In the entries below, find the lines that contain the word "color" and copy them.

====== Data to use ======

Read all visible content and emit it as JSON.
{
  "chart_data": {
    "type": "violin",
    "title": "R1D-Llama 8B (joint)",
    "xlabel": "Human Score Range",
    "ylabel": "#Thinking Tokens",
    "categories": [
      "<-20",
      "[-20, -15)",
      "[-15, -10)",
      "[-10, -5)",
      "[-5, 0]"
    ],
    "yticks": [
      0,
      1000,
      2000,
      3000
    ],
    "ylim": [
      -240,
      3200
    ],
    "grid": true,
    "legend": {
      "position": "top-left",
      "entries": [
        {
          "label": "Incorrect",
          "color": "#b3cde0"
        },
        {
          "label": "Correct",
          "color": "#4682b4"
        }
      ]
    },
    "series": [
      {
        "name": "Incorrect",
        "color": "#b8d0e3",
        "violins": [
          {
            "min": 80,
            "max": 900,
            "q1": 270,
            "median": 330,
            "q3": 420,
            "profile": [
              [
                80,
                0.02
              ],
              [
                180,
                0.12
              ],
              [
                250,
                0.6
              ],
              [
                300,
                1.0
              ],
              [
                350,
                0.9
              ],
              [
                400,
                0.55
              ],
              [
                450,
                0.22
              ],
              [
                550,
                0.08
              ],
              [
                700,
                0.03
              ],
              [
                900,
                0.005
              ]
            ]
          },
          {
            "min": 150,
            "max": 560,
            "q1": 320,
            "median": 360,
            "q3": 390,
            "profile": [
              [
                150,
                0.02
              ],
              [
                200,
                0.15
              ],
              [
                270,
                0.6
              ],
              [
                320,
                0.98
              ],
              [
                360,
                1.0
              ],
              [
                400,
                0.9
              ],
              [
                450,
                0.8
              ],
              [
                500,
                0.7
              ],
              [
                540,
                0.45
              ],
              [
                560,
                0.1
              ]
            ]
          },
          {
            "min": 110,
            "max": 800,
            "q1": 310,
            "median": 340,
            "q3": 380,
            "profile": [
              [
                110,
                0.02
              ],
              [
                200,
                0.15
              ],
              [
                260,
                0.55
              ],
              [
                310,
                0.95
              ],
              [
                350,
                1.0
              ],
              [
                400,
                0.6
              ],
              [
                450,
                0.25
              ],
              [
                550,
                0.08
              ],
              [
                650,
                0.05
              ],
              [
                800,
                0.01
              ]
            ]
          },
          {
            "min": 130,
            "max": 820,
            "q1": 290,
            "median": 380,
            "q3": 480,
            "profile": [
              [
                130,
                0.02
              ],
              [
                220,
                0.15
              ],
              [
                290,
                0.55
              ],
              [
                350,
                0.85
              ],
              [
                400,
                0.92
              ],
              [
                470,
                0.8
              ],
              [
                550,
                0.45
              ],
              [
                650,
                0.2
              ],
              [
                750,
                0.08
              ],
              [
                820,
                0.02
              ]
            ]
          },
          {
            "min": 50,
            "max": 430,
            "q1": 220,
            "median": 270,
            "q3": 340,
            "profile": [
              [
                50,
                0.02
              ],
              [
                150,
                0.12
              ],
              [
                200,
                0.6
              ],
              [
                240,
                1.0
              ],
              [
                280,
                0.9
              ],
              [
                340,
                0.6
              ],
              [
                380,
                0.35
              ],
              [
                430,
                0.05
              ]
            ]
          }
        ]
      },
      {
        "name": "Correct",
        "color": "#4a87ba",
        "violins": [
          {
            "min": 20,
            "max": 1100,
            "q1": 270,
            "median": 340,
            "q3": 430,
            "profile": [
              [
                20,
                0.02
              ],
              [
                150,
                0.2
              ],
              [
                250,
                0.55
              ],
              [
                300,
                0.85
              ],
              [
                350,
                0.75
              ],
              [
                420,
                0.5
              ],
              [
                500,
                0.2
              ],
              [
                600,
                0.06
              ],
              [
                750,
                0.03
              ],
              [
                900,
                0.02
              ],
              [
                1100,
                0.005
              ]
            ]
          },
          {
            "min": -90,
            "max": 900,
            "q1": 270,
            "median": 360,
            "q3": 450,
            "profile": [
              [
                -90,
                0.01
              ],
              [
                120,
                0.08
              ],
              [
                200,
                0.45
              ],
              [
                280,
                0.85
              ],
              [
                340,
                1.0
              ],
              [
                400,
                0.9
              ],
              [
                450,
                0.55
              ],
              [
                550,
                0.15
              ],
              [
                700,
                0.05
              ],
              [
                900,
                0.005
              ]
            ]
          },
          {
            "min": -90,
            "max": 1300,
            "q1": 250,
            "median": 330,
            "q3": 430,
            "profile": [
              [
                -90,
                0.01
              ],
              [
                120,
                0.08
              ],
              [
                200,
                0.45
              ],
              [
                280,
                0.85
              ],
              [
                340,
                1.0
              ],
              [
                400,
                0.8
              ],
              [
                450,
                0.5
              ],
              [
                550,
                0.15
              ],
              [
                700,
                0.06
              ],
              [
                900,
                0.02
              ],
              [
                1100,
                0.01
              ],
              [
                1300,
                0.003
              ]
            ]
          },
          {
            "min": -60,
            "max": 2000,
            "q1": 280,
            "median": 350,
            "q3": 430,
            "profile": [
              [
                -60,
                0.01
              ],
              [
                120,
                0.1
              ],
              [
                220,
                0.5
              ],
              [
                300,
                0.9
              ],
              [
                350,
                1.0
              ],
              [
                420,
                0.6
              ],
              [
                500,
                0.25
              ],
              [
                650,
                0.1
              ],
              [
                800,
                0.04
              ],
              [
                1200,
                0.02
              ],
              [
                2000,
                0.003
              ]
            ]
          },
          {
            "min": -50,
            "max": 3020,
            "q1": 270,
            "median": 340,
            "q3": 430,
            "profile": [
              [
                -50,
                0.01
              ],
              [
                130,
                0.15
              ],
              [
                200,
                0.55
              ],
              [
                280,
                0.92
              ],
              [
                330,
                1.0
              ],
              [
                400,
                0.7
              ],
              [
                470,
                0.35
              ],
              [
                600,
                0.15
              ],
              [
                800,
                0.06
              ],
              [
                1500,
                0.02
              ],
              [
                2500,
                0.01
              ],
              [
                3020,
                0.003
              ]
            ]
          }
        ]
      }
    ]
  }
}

======

■ Complete response ■
          "color": "#b3cde0"
          "color": "#4682b4"
        "color": "#b8d0e3",
        "color": "#4a87ba",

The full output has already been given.